- Working data
* * * * * * *
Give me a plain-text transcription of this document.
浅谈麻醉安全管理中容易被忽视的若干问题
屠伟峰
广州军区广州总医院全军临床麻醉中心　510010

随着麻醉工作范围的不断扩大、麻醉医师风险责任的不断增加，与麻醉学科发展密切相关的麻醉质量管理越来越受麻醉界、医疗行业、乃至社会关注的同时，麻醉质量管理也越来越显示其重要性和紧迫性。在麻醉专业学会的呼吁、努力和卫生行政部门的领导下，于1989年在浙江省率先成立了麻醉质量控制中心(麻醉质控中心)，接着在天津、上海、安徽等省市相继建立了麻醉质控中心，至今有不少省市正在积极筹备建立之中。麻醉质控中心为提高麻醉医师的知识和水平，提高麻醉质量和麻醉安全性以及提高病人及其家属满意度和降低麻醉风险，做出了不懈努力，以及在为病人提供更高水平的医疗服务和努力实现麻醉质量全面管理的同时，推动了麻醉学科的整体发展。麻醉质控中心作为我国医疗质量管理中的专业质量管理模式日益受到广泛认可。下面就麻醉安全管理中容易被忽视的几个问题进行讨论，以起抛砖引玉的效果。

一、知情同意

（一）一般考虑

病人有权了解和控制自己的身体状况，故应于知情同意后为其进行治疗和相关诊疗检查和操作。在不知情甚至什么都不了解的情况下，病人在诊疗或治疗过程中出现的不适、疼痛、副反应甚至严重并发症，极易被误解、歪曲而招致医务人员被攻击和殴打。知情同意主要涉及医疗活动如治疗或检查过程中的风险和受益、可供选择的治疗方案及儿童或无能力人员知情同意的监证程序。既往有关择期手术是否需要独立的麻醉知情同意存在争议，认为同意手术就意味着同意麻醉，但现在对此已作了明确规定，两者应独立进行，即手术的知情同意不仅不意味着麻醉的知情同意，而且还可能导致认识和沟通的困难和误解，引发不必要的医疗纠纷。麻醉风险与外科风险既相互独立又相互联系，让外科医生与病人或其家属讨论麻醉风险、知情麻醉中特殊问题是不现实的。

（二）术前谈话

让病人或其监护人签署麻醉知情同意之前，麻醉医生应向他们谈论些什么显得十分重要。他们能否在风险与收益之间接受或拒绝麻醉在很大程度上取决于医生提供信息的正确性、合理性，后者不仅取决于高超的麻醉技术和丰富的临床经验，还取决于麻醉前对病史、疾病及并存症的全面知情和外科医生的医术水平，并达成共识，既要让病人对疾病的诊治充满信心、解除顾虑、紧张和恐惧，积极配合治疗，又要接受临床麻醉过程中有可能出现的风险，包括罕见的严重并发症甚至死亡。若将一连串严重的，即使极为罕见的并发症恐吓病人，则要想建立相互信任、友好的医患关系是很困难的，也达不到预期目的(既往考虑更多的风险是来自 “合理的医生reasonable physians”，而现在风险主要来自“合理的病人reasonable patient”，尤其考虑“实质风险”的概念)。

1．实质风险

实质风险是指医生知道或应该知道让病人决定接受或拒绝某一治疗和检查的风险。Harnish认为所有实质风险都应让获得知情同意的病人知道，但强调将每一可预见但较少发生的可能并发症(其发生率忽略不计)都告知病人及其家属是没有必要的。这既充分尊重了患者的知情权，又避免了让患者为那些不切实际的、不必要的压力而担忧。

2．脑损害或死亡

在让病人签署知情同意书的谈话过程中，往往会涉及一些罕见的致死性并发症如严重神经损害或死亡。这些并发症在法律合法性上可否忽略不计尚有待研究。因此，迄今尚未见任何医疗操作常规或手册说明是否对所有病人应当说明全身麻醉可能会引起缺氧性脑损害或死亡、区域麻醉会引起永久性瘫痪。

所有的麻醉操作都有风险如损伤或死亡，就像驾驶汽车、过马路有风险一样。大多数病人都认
* * * * * * *
- What you should do
Retype the records in full. Keep every line identical to the original.

- Written response
Give me a plain-text transcription of this document.
浅谈麻醉安全管理中容易被忽视的若干问题
屠伟峰
广州军区广州总医院全军临床麻醉中心　510010

随着麻醉工作范围的不断扩大、麻醉医师风险责任的不断增加，与麻醉学科发展密切相关的麻醉质量管理越来越受麻醉界、医疗行业、乃至社会关注的同时，麻醉质量管理也越来越显示其重要性和紧迫性。在麻醉专业学会的呼吁、努力和卫生行政部门的领导下，于1989年在浙江省率先成立了麻醉质量控制中心(麻醉质控中心)，接着在天津、上海、安徽等省市相继建立了麻醉质控中心，至今有不少省市正在积极筹备建立之中。麻醉质控中心为提高麻醉医师的知识和水平，提高麻醉质量和麻醉安全性以及提高病人及其家属满意度和降低麻醉风险，做出了不懈努力，以及在为病人提供更高水平的医疗服务和努力实现麻醉质量全面管理的同时，推动了麻醉学科的整体发展。麻醉质控中心作为我国医疗质量管理中的专业质量管理模式日益受到广泛认可。下面就麻醉安全管理中容易被忽视的几个问题进行讨论，以起抛砖引玉的效果。

一、知情同意

（一）一般考虑

病人有权了解和控制自己的身体状况，故应于知情同意后为其进行治疗和相关诊疗检查和操作。在不知情甚至什么都不了解的情况下，病人在诊疗或治疗过程中出现的不适、疼痛、副反应甚至严重并发症，极易被误解、歪曲而招致医务人员被攻击和殴打。知情同意主要涉及医疗活动如治疗或检查过程中的风险和受益、可供选择的治疗方案及儿童或无能力人员知情同意的监证程序。既往有关择期手术是否需要独立的麻醉知情同意存在争议，认为同意手术就意味着同意麻醉，但现在对此已作了明确规定，两者应独立进行，即手术的知情同意不仅不意味着麻醉的知情同意，而且还可能导致认识和沟通的困难和误解，引发不必要的医疗纠纷。麻醉风险与外科风险既相互独立又相互联系，让外科医生与病人或其家属讨论麻醉风险、知情麻醉中特殊问题是不现实的。

（二）术前谈话

让病人或其监护人签署麻醉知情同意之前，麻醉医生应向他们谈论些什么显得十分重要。他们能否在风险与收益之间接受或拒绝麻醉在很大程度上取决于医生提供信息的正确性、合理性，后者不仅取决于高超的麻醉技术和丰富的临床经验，还取决于麻醉前对病史、疾病及并存症的全面知情和外科医生的医术水平，并达成共识，既要让病人对疾病的诊治充满信心、解除顾虑、紧张和恐惧，积极配合治疗，又要接受临床麻醉过程中有可能出现的风险，包括罕见的严重并发症甚至死亡。若将一连串严重的，即使极为罕见的并发症恐吓病人，则要想建立相互信任、友好的医患关系是很困难的，也达不到预期目的(既往考虑更多的风险是来自 “合理的医生reasonable physians”，而现在风险主要来自“合理的病人reasonable patient”，尤其考虑“实质风险”的概念)。

1．实质风险

实质风险是指医生知道或应该知道让病人决定接受或拒绝某一治疗和检查的风险。Harnish认为所有实质风险都应让获得知情同意的病人知道，但强调将每一可预见但较少发生的可能并发症(其发生率忽略不计)都告知病人及其家属是没有必要的。这既充分尊重了患者的知情权，又避免了让患者为那些不切实际的、不必要的压力而担忧。

2．脑损害或死亡

在让病人签署知情同意书的谈话过程中，往往会涉及一些罕见的致死性并发症如严重神经损害或死亡。这些并发症在法律合法性上可否忽略不计尚有待研究。因此，迄今尚未见任何医疗操作常规或手册说明是否对所有病人应当说明全身麻醉可能会引起缺氧性脑损害或死亡、区域麻醉会引起永久性瘫痪。

所有的麻醉操作都有风险如损伤或死亡，就像驾驶汽车、过马路有风险一样。大多数病人都认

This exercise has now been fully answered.